Copy out every line of the entries below verbatim, with no changes.

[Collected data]
======

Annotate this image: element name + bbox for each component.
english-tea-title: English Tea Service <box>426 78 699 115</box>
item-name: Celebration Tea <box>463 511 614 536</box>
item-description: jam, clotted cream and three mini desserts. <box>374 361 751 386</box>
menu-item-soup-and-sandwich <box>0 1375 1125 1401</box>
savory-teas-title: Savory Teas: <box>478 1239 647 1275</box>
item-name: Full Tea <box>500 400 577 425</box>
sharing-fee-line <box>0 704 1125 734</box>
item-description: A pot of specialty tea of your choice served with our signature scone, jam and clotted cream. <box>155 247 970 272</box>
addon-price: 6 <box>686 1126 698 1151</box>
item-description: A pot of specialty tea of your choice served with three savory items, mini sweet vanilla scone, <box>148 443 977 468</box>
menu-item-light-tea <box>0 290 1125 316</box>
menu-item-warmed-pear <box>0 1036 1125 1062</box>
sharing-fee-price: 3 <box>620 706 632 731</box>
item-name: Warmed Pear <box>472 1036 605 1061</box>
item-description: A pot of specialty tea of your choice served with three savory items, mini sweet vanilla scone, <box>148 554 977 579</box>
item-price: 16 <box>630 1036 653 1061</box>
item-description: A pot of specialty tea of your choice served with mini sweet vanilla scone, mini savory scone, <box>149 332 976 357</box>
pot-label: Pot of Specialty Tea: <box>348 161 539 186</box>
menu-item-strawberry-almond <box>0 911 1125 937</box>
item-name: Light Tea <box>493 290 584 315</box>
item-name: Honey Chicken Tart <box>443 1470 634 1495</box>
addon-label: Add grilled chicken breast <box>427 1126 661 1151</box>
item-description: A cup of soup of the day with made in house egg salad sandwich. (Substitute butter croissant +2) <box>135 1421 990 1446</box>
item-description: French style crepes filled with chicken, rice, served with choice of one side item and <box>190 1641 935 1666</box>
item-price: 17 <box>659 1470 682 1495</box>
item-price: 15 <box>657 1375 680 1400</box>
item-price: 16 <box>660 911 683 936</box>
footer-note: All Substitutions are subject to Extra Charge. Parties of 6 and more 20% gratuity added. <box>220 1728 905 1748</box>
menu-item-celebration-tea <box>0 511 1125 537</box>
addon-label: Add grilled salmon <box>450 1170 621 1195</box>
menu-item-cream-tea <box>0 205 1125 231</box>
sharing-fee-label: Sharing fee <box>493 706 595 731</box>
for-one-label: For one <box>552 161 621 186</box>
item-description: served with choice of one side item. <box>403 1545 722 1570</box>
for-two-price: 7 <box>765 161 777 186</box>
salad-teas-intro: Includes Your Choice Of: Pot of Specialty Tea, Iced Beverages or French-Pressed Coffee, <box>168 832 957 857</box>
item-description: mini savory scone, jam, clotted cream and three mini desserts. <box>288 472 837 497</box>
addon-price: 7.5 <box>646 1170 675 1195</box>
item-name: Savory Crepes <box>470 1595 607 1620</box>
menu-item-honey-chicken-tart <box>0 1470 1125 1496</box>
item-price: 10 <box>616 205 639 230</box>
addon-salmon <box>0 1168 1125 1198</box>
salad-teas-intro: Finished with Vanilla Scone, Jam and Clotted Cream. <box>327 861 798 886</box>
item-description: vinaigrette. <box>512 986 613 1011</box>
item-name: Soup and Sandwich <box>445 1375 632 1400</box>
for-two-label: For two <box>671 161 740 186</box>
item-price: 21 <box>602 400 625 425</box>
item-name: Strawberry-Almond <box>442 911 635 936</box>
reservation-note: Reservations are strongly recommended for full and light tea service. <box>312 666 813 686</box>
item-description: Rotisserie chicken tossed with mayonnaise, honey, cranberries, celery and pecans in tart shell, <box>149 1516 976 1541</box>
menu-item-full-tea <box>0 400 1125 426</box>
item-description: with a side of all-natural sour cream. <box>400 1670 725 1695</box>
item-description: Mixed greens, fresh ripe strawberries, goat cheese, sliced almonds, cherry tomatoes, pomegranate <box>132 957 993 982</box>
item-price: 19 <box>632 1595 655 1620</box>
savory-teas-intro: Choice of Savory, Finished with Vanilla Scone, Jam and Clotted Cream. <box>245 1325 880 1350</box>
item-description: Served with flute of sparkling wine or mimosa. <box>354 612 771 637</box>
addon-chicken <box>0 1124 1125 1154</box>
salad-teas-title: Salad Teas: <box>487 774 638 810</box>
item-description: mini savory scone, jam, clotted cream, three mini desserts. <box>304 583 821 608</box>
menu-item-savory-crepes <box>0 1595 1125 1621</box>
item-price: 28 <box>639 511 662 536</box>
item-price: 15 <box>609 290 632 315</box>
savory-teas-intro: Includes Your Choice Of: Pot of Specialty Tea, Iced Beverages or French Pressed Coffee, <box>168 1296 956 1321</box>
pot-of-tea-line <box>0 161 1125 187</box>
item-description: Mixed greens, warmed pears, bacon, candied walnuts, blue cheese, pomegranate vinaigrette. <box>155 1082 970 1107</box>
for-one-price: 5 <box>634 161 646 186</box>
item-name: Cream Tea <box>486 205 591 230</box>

======

— TASK SOLUTION —
Annotate this image: element name + bbox for each component.
english-tea-title: English Tea Service <box>426 78 699 115</box>
item-name: Celebration Tea <box>463 511 614 536</box>
item-description: jam, clotted cream and three mini desserts. <box>374 361 751 386</box>
menu-item-soup-and-sandwich <box>0 1375 1125 1401</box>
savory-teas-title: Savory Teas: <box>478 1239 647 1275</box>
item-name: Full Tea <box>500 400 577 425</box>
sharing-fee-line <box>0 704 1125 734</box>
item-description: A pot of specialty tea of your choice served with our signature scone, jam and clotted cream. <box>155 247 970 272</box>
addon-price: 6 <box>686 1126 698 1151</box>
item-description: A pot of specialty tea of your choice served with three savory items, mini sweet vanilla scone, <box>148 443 977 468</box>
menu-item-light-tea <box>0 290 1125 316</box>
menu-item-warmed-pear <box>0 1036 1125 1062</box>
sharing-fee-price: 3 <box>620 706 632 731</box>
item-name: Warmed Pear <box>472 1036 605 1061</box>
item-description: A pot of specialty tea of your choice served with three savory items, mini sweet vanilla scone, <box>148 554 977 579</box>
item-price: 16 <box>630 1036 653 1061</box>
item-description: A pot of specialty tea of your choice served with mini sweet vanilla scone, mini savory scone, <box>149 332 976 357</box>
pot-label: Pot of Specialty Tea: <box>348 161 539 186</box>
menu-item-strawberry-almond <box>0 911 1125 937</box>
item-name: Light Tea <box>493 290 584 315</box>
item-name: Honey Chicken Tart <box>443 1470 634 1495</box>
addon-label: Add grilled chicken breast <box>427 1126 661 1151</box>
item-description: A cup of soup of the day with made in house egg salad sandwich. (Substitute butter croissant +2) <box>135 1421 990 1446</box>
item-description: French style crepes filled with chicken, rice, served with choice of one side item and <box>190 1641 935 1666</box>
item-price: 17 <box>659 1470 682 1495</box>
item-price: 15 <box>657 1375 680 1400</box>
item-price: 16 <box>660 911 683 936</box>
footer-note: All Substitutions are subject to Extra Charge. Parties of 6 and more 20% gratuity added. <box>220 1728 905 1748</box>
menu-item-celebration-tea <box>0 511 1125 537</box>
addon-label: Add grilled salmon <box>450 1170 621 1195</box>
menu-item-cream-tea <box>0 205 1125 231</box>
sharing-fee-label: Sharing fee <box>493 706 595 731</box>
for-one-label: For one <box>552 161 621 186</box>
item-description: served with choice of one side item. <box>403 1545 722 1570</box>
for-two-price: 7 <box>765 161 777 186</box>
salad-teas-intro: Includes Your Choice Of: Pot of Specialty Tea, Iced Beverages or French-Pressed Coffee, <box>168 832 957 857</box>
item-description: mini savory scone, jam, clotted cream and three mini desserts. <box>288 472 837 497</box>
addon-price: 7.5 <box>646 1170 675 1195</box>
item-name: Savory Crepes <box>470 1595 607 1620</box>
menu-item-honey-chicken-tart <box>0 1470 1125 1496</box>
item-price: 10 <box>616 205 639 230</box>
addon-salmon <box>0 1168 1125 1198</box>
salad-teas-intro: Finished with Vanilla Scone, Jam and Clotted Cream. <box>327 861 798 886</box>
item-description: vinaigrette. <box>512 986 613 1011</box>
item-name: Soup and Sandwich <box>445 1375 632 1400</box>
for-two-label: For two <box>671 161 740 186</box>
item-price: 21 <box>602 400 625 425</box>
item-name: Strawberry-Almond <box>442 911 635 936</box>
reservation-note: Reservations are strongly recommended for full and light tea service. <box>312 666 813 686</box>
item-description: Rotisserie chicken tossed with mayonnaise, honey, cranberries, celery and pecans in tart shell, <box>149 1516 976 1541</box>
menu-item-full-tea <box>0 400 1125 426</box>
item-description: with a side of all-natural sour cream. <box>400 1670 725 1695</box>
item-description: Mixed greens, fresh ripe strawberries, goat cheese, sliced almonds, cherry tomatoes, pomegranate <box>132 957 993 982</box>
item-price: 19 <box>632 1595 655 1620</box>
savory-teas-intro: Choice of Savory, Finished with Vanilla Scone, Jam and Clotted Cream. <box>245 1325 880 1350</box>
item-description: Served with flute of sparkling wine or mimosa. <box>354 612 771 637</box>
addon-chicken <box>0 1124 1125 1154</box>
salad-teas-title: Salad Teas: <box>487 774 638 810</box>
item-description: mini savory scone, jam, clotted cream, three mini desserts. <box>304 583 821 608</box>
menu-item-savory-crepes <box>0 1595 1125 1621</box>
item-price: 28 <box>639 511 662 536</box>
item-price: 15 <box>609 290 632 315</box>
savory-teas-intro: Includes Your Choice Of: Pot of Specialty Tea, Iced Beverages or French Pressed Coffee, <box>168 1296 956 1321</box>
pot-of-tea-line <box>0 161 1125 187</box>
item-description: Mixed greens, warmed pears, bacon, candied walnuts, blue cheese, pomegranate vinaigrette. <box>155 1082 970 1107</box>
for-one-price: 5 <box>634 161 646 186</box>
item-name: Cream Tea <box>486 205 591 230</box>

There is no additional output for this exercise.